(Your task)
Keep the pictures out and restate every record exactly.
>> begin Listing
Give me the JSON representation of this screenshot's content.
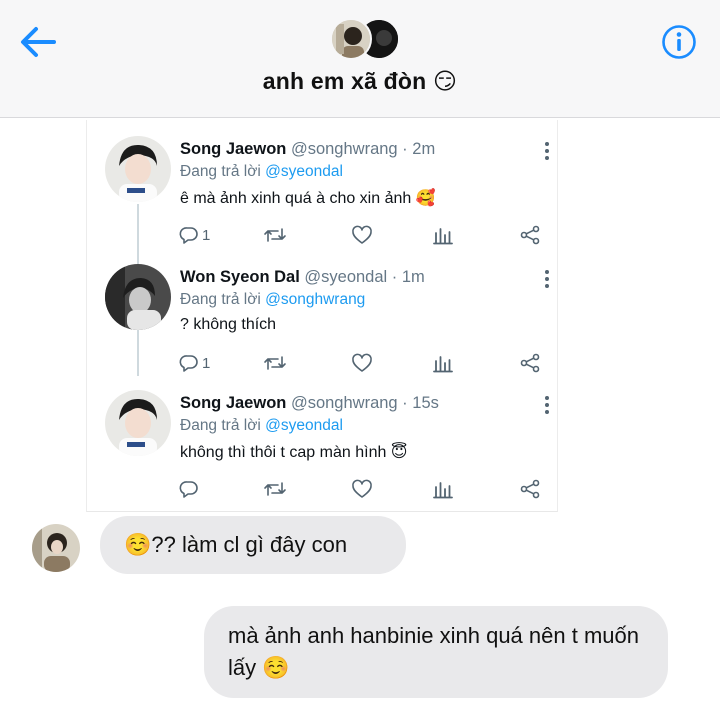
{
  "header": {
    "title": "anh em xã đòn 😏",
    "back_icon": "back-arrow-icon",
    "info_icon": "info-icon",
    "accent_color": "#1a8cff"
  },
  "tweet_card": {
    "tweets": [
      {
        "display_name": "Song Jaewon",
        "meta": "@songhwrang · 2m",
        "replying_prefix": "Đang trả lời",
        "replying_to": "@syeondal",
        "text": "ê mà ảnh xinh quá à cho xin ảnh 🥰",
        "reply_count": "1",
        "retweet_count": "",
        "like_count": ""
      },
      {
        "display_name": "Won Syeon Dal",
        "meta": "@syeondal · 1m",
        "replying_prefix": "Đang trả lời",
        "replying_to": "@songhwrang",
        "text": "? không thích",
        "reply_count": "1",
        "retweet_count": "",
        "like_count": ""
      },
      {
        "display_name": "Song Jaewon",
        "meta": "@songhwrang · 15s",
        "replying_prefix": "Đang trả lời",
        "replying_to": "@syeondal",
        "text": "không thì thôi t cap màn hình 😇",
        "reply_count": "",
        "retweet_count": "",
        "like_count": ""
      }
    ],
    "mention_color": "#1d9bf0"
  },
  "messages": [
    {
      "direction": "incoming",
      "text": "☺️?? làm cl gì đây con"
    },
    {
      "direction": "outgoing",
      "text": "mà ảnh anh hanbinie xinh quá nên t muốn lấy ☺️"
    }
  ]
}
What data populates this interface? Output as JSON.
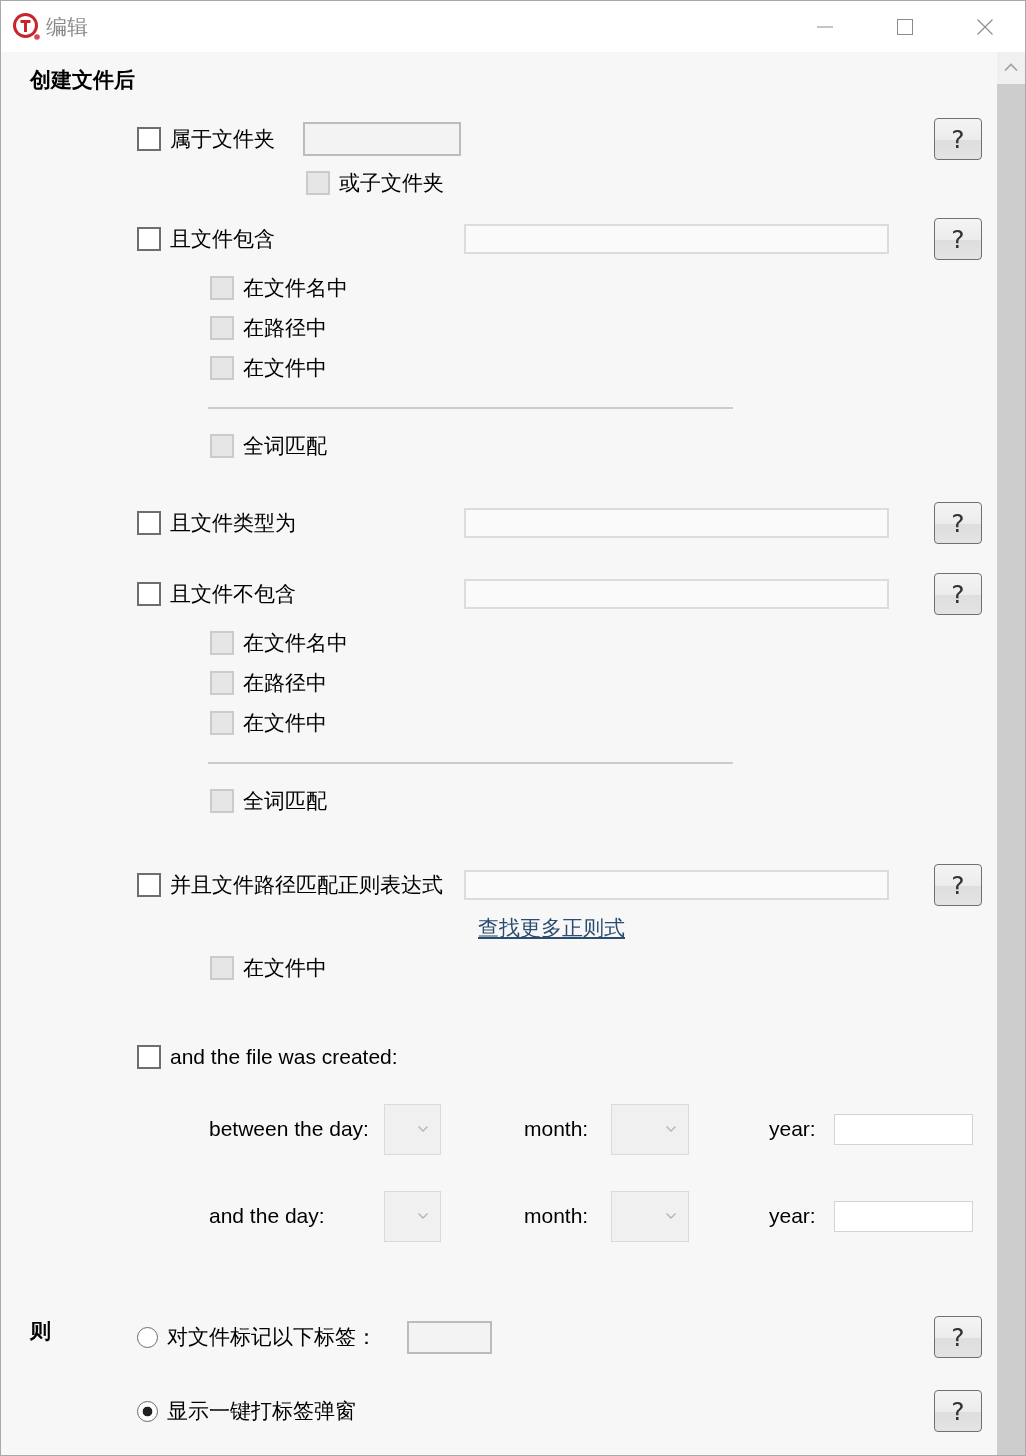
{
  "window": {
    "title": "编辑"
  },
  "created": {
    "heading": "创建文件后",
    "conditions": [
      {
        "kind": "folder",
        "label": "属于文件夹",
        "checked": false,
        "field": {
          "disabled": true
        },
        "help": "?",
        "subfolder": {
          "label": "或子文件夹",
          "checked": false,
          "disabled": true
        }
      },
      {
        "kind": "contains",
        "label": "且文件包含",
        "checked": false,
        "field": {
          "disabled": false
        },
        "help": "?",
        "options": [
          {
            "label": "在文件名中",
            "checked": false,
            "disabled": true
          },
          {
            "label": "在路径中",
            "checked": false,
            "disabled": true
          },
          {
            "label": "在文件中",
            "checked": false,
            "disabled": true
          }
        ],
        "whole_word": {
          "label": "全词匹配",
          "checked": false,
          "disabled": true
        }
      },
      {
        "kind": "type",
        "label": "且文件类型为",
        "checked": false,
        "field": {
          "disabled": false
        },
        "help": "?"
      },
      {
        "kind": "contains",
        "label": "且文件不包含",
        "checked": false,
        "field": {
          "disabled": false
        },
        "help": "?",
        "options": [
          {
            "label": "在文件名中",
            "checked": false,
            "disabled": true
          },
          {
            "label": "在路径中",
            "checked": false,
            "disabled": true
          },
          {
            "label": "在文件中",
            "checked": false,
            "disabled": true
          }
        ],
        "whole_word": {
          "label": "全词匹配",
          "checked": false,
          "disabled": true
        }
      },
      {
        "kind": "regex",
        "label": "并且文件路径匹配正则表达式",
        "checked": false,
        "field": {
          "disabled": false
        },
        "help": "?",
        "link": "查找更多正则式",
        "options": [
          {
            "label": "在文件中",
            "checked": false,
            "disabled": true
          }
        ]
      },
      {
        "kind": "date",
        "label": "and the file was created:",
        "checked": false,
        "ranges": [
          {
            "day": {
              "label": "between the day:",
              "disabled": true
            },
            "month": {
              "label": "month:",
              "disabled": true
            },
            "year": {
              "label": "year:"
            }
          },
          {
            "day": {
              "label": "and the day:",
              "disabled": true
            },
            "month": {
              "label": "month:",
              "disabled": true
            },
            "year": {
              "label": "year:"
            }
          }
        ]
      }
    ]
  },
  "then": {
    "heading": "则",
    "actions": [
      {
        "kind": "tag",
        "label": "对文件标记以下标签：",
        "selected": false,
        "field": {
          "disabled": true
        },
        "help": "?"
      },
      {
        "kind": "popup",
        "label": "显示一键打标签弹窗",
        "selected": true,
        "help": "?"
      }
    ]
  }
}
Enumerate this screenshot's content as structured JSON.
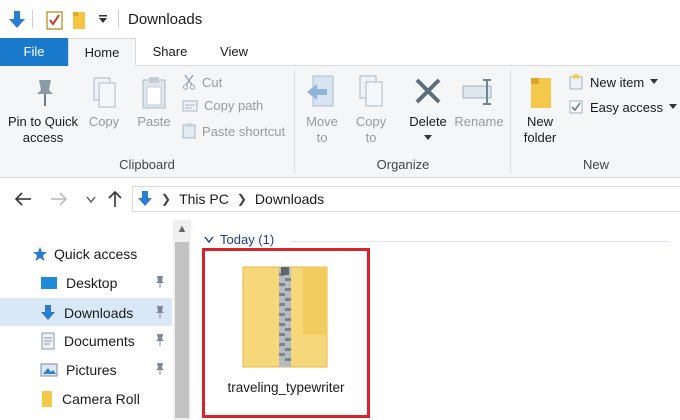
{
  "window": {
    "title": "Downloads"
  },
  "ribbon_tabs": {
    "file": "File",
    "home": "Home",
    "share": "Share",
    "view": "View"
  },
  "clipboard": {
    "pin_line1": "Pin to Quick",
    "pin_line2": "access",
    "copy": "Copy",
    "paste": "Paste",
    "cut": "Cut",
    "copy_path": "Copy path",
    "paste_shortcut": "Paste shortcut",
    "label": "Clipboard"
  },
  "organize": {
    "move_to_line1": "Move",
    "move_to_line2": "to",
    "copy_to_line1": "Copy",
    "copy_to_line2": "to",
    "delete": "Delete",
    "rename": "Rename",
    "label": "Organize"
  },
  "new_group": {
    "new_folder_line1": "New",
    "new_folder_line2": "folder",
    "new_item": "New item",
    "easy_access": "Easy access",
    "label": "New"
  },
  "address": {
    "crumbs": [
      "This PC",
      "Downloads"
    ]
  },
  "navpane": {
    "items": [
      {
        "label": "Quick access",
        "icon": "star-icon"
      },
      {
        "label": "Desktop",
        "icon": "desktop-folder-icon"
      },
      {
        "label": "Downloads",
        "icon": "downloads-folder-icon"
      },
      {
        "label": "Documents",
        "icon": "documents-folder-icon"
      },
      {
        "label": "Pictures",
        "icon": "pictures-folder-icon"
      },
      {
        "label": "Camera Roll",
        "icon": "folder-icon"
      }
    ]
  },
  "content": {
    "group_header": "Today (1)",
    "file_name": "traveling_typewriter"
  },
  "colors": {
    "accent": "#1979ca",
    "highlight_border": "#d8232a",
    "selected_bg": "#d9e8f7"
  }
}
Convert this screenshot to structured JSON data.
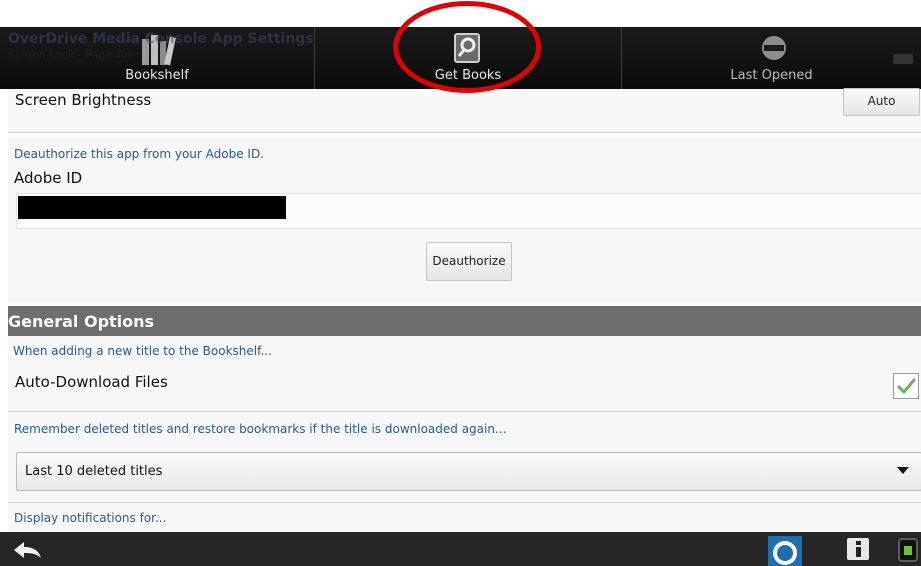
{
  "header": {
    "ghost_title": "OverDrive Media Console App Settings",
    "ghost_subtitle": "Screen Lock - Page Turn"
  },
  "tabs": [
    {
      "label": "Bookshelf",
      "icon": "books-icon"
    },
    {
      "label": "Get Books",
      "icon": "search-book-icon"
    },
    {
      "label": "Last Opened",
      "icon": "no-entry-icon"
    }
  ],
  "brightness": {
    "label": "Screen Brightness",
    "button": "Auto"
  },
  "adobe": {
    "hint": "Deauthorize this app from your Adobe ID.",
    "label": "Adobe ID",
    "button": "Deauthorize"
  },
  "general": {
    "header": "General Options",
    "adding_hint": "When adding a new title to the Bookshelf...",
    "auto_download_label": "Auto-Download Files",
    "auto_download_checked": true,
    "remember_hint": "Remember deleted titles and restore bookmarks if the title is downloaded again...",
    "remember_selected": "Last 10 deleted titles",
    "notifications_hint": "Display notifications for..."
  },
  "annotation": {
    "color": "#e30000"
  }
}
>> end Listing
(Full solution)
Give me the JSON representation of this screenshot's content.
{
  "header": {
    "title": "anh em xã đòn 😏",
    "back_icon": "back-arrow-icon",
    "info_icon": "info-icon",
    "accent_color": "#1a8cff"
  },
  "tweet_card": {
    "tweets": [
      {
        "display_name": "Song Jaewon",
        "meta": "@songhwrang · 2m",
        "replying_prefix": "Đang trả lời",
        "replying_to": "@syeondal",
        "text": "ê mà ảnh xinh quá à cho xin ảnh 🥰",
        "reply_count": "1",
        "retweet_count": "",
        "like_count": ""
      },
      {
        "display_name": "Won Syeon Dal",
        "meta": "@syeondal · 1m",
        "replying_prefix": "Đang trả lời",
        "replying_to": "@songhwrang",
        "text": "? không thích",
        "reply_count": "1",
        "retweet_count": "",
        "like_count": ""
      },
      {
        "display_name": "Song Jaewon",
        "meta": "@songhwrang · 15s",
        "replying_prefix": "Đang trả lời",
        "replying_to": "@syeondal",
        "text": "không thì thôi t cap màn hình 😇",
        "reply_count": "",
        "retweet_count": "",
        "like_count": ""
      }
    ],
    "mention_color": "#1d9bf0"
  },
  "messages": [
    {
      "direction": "incoming",
      "text": "☺️?? làm cl gì đây con"
    },
    {
      "direction": "outgoing",
      "text": "mà ảnh anh hanbinie xinh quá nên t muốn lấy ☺️"
    }
  ]
}
What data populates this interface? Output as JSON.
{
  "window": {
    "title": "编辑"
  },
  "created": {
    "heading": "创建文件后",
    "conditions": [
      {
        "kind": "folder",
        "label": "属于文件夹",
        "checked": false,
        "field": {
          "disabled": true
        },
        "help": "?",
        "subfolder": {
          "label": "或子文件夹",
          "checked": false,
          "disabled": true
        }
      },
      {
        "kind": "contains",
        "label": "且文件包含",
        "checked": false,
        "field": {
          "disabled": false
        },
        "help": "?",
        "options": [
          {
            "label": "在文件名中",
            "checked": false,
            "disabled": true
          },
          {
            "label": "在路径中",
            "checked": false,
            "disabled": true
          },
          {
            "label": "在文件中",
            "checked": false,
            "disabled": true
          }
        ],
        "whole_word": {
          "label": "全词匹配",
          "checked": false,
          "disabled": true
        }
      },
      {
        "kind": "type",
        "label": "且文件类型为",
        "checked": false,
        "field": {
          "disabled": false
        },
        "help": "?"
      },
      {
        "kind": "contains",
        "label": "且文件不包含",
        "checked": false,
        "field": {
          "disabled": false
        },
        "help": "?",
        "options": [
          {
            "label": "在文件名中",
            "checked": false,
            "disabled": true
          },
          {
            "label": "在路径中",
            "checked": false,
            "disabled": true
          },
          {
            "label": "在文件中",
            "checked": false,
            "disabled": true
          }
        ],
        "whole_word": {
          "label": "全词匹配",
          "checked": false,
          "disabled": true
        }
      },
      {
        "kind": "regex",
        "label": "并且文件路径匹配正则表达式",
        "checked": false,
        "field": {
          "disabled": false
        },
        "help": "?",
        "link": "查找更多正则式",
        "options": [
          {
            "label": "在文件中",
            "checked": false,
            "disabled": true
          }
        ]
      },
      {
        "kind": "date",
        "label": "and the file was created:",
        "checked": false,
        "ranges": [
          {
            "day": {
              "label": "between the day:",
              "disabled": true
            },
            "month": {
              "label": "month:",
              "disabled": true
            },
            "year": {
              "label": "year:"
            }
          },
          {
            "day": {
              "label": "and the day:",
              "disabled": true
            },
            "month": {
              "label": "month:",
              "disabled": true
            },
            "year": {
              "label": "year:"
            }
          }
        ]
      }
    ]
  },
  "then": {
    "heading": "则",
    "actions": [
      {
        "kind": "tag",
        "label": "对文件标记以下标签：",
        "selected": false,
        "field": {
          "disabled": true
        },
        "help": "?"
      },
      {
        "kind": "popup",
        "label": "显示一键打标签弹窗",
        "selected": true,
        "help": "?"
      }
    ]
  }
}
Enumerate this screenshot's content as structured JSON.
{
  "window": {
    "title": "Downloads"
  },
  "ribbon_tabs": {
    "file": "File",
    "home": "Home",
    "share": "Share",
    "view": "View"
  },
  "clipboard": {
    "pin_line1": "Pin to Quick",
    "pin_line2": "access",
    "copy": "Copy",
    "paste": "Paste",
    "cut": "Cut",
    "copy_path": "Copy path",
    "paste_shortcut": "Paste shortcut",
    "label": "Clipboard"
  },
  "organize": {
    "move_to_line1": "Move",
    "move_to_line2": "to",
    "copy_to_line1": "Copy",
    "copy_to_line2": "to",
    "delete": "Delete",
    "rename": "Rename",
    "label": "Organize"
  },
  "new_group": {
    "new_folder_line1": "New",
    "new_folder_line2": "folder",
    "new_item": "New item",
    "easy_access": "Easy access",
    "label": "New"
  },
  "address": {
    "crumbs": [
      "This PC",
      "Downloads"
    ]
  },
  "navpane": {
    "items": [
      {
        "label": "Quick access",
        "icon": "star-icon"
      },
      {
        "label": "Desktop",
        "icon": "desktop-folder-icon"
      },
      {
        "label": "Downloads",
        "icon": "downloads-folder-icon"
      },
      {
        "label": "Documents",
        "icon": "documents-folder-icon"
      },
      {
        "label": "Pictures",
        "icon": "pictures-folder-icon"
      },
      {
        "label": "Camera Roll",
        "icon": "folder-icon"
      }
    ]
  },
  "content": {
    "group_header": "Today (1)",
    "file_name": "traveling_typewriter"
  },
  "colors": {
    "accent": "#1979ca",
    "highlight_border": "#d8232a",
    "selected_bg": "#d9e8f7"
  }
}
Convert this screenshot to structured JSON data.
{
  "header": {
    "ghost_title": "OverDrive Media Console App Settings",
    "ghost_subtitle": "Screen Lock - Page Turn"
  },
  "tabs": [
    {
      "label": "Bookshelf",
      "icon": "books-icon"
    },
    {
      "label": "Get Books",
      "icon": "search-book-icon"
    },
    {
      "label": "Last Opened",
      "icon": "no-entry-icon"
    }
  ],
  "brightness": {
    "label": "Screen Brightness",
    "button": "Auto"
  },
  "adobe": {
    "hint": "Deauthorize this app from your Adobe ID.",
    "label": "Adobe ID",
    "button": "Deauthorize"
  },
  "general": {
    "header": "General Options",
    "adding_hint": "When adding a new title to the Bookshelf...",
    "auto_download_label": "Auto-Download Files",
    "auto_download_checked": true,
    "remember_hint": "Remember deleted titles and restore bookmarks if the title is downloaded again...",
    "remember_selected": "Last 10 deleted titles",
    "notifications_hint": "Display notifications for..."
  },
  "annotation": {
    "color": "#e30000"
  }
}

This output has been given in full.